— EXERCISE —
Omit all pictures. Copy the rest of the material exactly.

--- start SUPPLIED ENTRIES ---

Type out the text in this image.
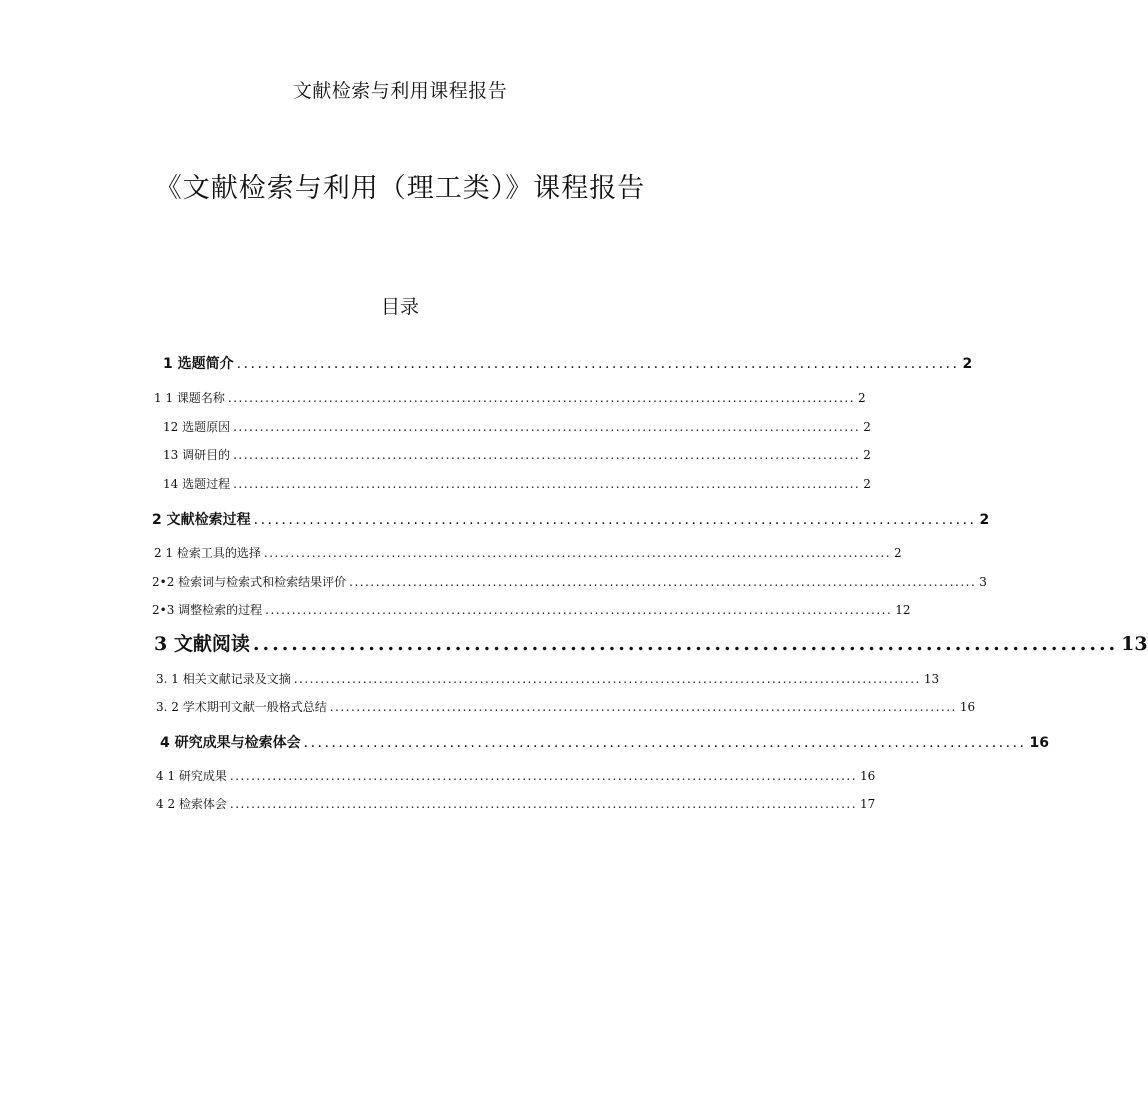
文献检索与利用课程报告
《文献检索与利用（理工类）》课程报告
目录
1 选题简介 ........................................................................................................ 2
1 1 课题名称 ...................................................................................................................... 2
12 选题原因 ...................................................................................................................... 2
13 调研目的 ...................................................................................................................... 2
14 选题过程 ...................................................................................................................... 2
2 文献检索过程 ........................................................................................................ 2
2 1 检索工具的选择 ...................................................................................................................... 2
2•2 检索词与检索式和检索结果评价 ...................................................................................................................... 3
2•3 调整检索的过程 ...................................................................................................................... 12
3 文献阅读 .......................................................................................... 13
3. 1 相关文献记录及文摘 ...................................................................................................................... 13
3. 2 学术期刊文献一般格式总结 ...................................................................................................................... 16
4 研究成果与检索体会 ........................................................................................................ 16
4 1 研究成果 ...................................................................................................................... 16
4 2 检索体会 ...................................................................................................................... 17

--- end SUPPLIED ENTRIES ---

— EXERCISE RESPONSE —
Type out the text in this image.
文献检索与利用课程报告
《文献检索与利用（理工类）》课程报告
目录
1 选题简介 ........................................................................................................ 2
1 1 课题名称 ...................................................................................................................... 2
12 选题原因 ...................................................................................................................... 2
13 调研目的 ...................................................................................................................... 2
14 选题过程 ...................................................................................................................... 2
2 文献检索过程 ........................................................................................................ 2
2 1 检索工具的选择 ...................................................................................................................... 2
2•2 检索词与检索式和检索结果评价 ...................................................................................................................... 3
2•3 调整检索的过程 ...................................................................................................................... 12
3 文献阅读 .......................................................................................... 13
3. 1 相关文献记录及文摘 ...................................................................................................................... 13
3. 2 学术期刊文献一般格式总结 ...................................................................................................................... 16
4 研究成果与检索体会 ........................................................................................................ 16
4 1 研究成果 ...................................................................................................................... 16
4 2 检索体会 ...................................................................................................................... 17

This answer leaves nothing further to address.